_MATERIALS PROVIDED:_
——————

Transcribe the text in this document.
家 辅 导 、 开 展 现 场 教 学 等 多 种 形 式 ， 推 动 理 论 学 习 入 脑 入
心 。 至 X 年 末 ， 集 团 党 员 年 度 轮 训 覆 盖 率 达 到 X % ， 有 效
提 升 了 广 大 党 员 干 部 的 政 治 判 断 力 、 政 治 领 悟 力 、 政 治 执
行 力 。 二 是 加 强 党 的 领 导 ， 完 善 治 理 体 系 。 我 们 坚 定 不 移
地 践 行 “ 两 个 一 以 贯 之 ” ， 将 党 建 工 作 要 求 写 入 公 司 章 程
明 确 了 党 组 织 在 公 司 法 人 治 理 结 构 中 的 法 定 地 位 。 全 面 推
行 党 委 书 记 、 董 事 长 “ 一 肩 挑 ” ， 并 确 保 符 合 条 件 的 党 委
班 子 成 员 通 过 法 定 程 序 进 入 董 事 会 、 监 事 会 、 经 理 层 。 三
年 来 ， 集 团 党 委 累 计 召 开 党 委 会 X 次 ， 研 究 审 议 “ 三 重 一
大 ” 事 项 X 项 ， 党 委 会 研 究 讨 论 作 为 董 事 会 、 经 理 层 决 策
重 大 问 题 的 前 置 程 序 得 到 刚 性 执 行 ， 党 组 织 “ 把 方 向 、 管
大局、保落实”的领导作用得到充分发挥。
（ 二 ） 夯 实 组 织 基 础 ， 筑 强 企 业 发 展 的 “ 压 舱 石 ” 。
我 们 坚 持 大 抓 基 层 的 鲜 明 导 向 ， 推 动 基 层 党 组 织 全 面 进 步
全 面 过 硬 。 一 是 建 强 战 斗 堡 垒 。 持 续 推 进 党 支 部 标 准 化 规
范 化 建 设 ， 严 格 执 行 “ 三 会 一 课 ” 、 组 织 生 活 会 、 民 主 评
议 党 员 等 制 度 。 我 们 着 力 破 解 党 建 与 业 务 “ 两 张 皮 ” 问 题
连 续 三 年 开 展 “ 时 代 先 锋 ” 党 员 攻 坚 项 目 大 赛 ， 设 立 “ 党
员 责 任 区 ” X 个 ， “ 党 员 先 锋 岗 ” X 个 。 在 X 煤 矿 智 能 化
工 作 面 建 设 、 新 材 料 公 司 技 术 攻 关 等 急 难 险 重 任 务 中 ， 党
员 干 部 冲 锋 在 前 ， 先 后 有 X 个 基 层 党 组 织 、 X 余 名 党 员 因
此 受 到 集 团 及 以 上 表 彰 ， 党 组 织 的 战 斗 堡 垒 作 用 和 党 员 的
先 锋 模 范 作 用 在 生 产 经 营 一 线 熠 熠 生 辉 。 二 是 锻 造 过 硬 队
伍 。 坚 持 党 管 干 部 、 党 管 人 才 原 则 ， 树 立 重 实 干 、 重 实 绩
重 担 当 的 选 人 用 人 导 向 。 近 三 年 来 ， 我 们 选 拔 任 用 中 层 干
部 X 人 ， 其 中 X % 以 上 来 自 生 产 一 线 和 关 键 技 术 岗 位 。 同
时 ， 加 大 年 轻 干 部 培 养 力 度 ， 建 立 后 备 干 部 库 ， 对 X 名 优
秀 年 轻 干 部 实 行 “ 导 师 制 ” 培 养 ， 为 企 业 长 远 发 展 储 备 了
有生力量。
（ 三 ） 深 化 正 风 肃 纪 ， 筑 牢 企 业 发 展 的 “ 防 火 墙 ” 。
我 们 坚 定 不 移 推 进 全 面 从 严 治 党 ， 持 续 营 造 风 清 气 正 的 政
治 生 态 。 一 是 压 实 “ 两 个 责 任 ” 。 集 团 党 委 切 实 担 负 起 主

——————

_SET PROBLEM:_
Write out every entry exactly as given.

_EXERCISE RESPONSE:_
Transcribe the text in this document.
家 辅 导 、 开 展 现 场 教 学 等 多 种 形 式 ， 推 动 理 论 学 习 入 脑 入
心 。 至 X 年 末 ， 集 团 党 员 年 度 轮 训 覆 盖 率 达 到 X % ， 有 效
提 升 了 广 大 党 员 干 部 的 政 治 判 断 力 、 政 治 领 悟 力 、 政 治 执
行 力 。 二 是 加 强 党 的 领 导 ， 完 善 治 理 体 系 。 我 们 坚 定 不 移
地 践 行 “ 两 个 一 以 贯 之 ” ， 将 党 建 工 作 要 求 写 入 公 司 章 程
明 确 了 党 组 织 在 公 司 法 人 治 理 结 构 中 的 法 定 地 位 。 全 面 推
行 党 委 书 记 、 董 事 长 “ 一 肩 挑 ” ， 并 确 保 符 合 条 件 的 党 委
班 子 成 员 通 过 法 定 程 序 进 入 董 事 会 、 监 事 会 、 经 理 层 。 三
年 来 ， 集 团 党 委 累 计 召 开 党 委 会 X 次 ， 研 究 审 议 “ 三 重 一
大 ” 事 项 X 项 ， 党 委 会 研 究 讨 论 作 为 董 事 会 、 经 理 层 决 策
重 大 问 题 的 前 置 程 序 得 到 刚 性 执 行 ， 党 组 织 “ 把 方 向 、 管
大局、保落实”的领导作用得到充分发挥。
（ 二 ） 夯 实 组 织 基 础 ， 筑 强 企 业 发 展 的 “ 压 舱 石 ” 。
我 们 坚 持 大 抓 基 层 的 鲜 明 导 向 ， 推 动 基 层 党 组 织 全 面 进 步
全 面 过 硬 。 一 是 建 强 战 斗 堡 垒 。 持 续 推 进 党 支 部 标 准 化 规
范 化 建 设 ， 严 格 执 行 “ 三 会 一 课 ” 、 组 织 生 活 会 、 民 主 评
议 党 员 等 制 度 。 我 们 着 力 破 解 党 建 与 业 务 “ 两 张 皮 ” 问 题
连 续 三 年 开 展 “ 时 代 先 锋 ” 党 员 攻 坚 项 目 大 赛 ， 设 立 “ 党
员 责 任 区 ” X 个 ， “ 党 员 先 锋 岗 ” X 个 。 在 X 煤 矿 智 能 化
工 作 面 建 设 、 新 材 料 公 司 技 术 攻 关 等 急 难 险 重 任 务 中 ， 党
员 干 部 冲 锋 在 前 ， 先 后 有 X 个 基 层 党 组 织 、 X 余 名 党 员 因
此 受 到 集 团 及 以 上 表 彰 ， 党 组 织 的 战 斗 堡 垒 作 用 和 党 员 的
先 锋 模 范 作 用 在 生 产 经 营 一 线 熠 熠 生 辉 。 二 是 锻 造 过 硬 队
伍 。 坚 持 党 管 干 部 、 党 管 人 才 原 则 ， 树 立 重 实 干 、 重 实 绩
重 担 当 的 选 人 用 人 导 向 。 近 三 年 来 ， 我 们 选 拔 任 用 中 层 干
部 X 人 ， 其 中 X % 以 上 来 自 生 产 一 线 和 关 键 技 术 岗 位 。 同
时 ， 加 大 年 轻 干 部 培 养 力 度 ， 建 立 后 备 干 部 库 ， 对 X 名 优
秀 年 轻 干 部 实 行 “ 导 师 制 ” 培 养 ， 为 企 业 长 远 发 展 储 备 了
有生力量。
（ 三 ） 深 化 正 风 肃 纪 ， 筑 牢 企 业 发 展 的 “ 防 火 墙 ” 。
我 们 坚 定 不 移 推 进 全 面 从 严 治 党 ， 持 续 营 造 风 清 气 正 的 政
治 生 态 。 一 是 压 实 “ 两 个 责 任 ” 。 集 团 党 委 切 实 担 负 起 主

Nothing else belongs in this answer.